## Items from a dataset
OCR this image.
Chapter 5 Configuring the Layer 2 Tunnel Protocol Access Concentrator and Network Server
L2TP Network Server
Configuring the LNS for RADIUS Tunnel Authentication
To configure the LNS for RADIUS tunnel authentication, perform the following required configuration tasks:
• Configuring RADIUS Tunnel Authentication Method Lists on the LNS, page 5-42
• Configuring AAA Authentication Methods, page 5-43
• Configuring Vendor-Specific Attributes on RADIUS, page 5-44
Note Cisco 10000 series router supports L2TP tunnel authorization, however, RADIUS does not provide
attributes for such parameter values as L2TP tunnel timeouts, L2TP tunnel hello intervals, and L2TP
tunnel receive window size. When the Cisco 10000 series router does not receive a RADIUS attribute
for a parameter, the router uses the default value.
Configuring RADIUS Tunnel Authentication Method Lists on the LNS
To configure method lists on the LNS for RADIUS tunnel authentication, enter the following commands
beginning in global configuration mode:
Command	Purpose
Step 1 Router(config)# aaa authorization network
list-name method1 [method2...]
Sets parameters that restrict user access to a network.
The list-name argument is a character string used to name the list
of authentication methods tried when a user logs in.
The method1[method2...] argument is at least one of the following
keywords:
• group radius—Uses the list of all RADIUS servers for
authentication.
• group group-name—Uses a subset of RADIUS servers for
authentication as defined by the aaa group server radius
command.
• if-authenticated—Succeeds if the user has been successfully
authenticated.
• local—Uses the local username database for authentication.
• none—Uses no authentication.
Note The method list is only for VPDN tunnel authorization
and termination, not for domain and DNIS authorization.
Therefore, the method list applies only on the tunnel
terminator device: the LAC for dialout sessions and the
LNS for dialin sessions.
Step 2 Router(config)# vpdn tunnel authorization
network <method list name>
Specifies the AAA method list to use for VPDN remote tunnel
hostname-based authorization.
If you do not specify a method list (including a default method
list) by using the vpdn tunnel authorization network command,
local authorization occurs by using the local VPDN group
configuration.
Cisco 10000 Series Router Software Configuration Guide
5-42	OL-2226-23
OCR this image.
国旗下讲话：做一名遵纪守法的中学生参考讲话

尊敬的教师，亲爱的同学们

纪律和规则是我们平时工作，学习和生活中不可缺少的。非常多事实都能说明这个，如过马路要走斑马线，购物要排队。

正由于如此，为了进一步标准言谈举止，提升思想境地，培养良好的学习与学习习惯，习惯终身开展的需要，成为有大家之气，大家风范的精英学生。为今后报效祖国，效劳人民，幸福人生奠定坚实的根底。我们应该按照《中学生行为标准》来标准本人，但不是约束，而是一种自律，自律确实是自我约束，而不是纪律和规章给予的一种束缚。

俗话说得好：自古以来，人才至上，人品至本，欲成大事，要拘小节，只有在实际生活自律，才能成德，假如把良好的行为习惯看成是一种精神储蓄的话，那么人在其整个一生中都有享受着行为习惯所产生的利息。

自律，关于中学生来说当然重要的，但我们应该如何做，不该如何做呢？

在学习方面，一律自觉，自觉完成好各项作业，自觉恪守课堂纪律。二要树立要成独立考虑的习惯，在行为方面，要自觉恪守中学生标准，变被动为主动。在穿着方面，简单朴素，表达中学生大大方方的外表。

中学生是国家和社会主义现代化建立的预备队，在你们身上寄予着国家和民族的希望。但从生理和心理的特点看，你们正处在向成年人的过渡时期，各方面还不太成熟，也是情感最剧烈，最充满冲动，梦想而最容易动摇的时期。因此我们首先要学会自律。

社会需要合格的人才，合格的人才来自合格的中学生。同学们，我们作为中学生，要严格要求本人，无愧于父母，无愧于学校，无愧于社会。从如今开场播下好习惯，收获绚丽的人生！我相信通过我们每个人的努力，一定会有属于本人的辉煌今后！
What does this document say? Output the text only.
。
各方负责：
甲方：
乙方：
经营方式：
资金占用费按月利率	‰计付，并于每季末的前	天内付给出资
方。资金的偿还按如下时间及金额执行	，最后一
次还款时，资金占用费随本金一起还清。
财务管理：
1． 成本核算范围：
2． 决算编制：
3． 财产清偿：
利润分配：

## Problem details
Your answer should be a single number: the count of lines in the material above that contain "group".

## The reply
4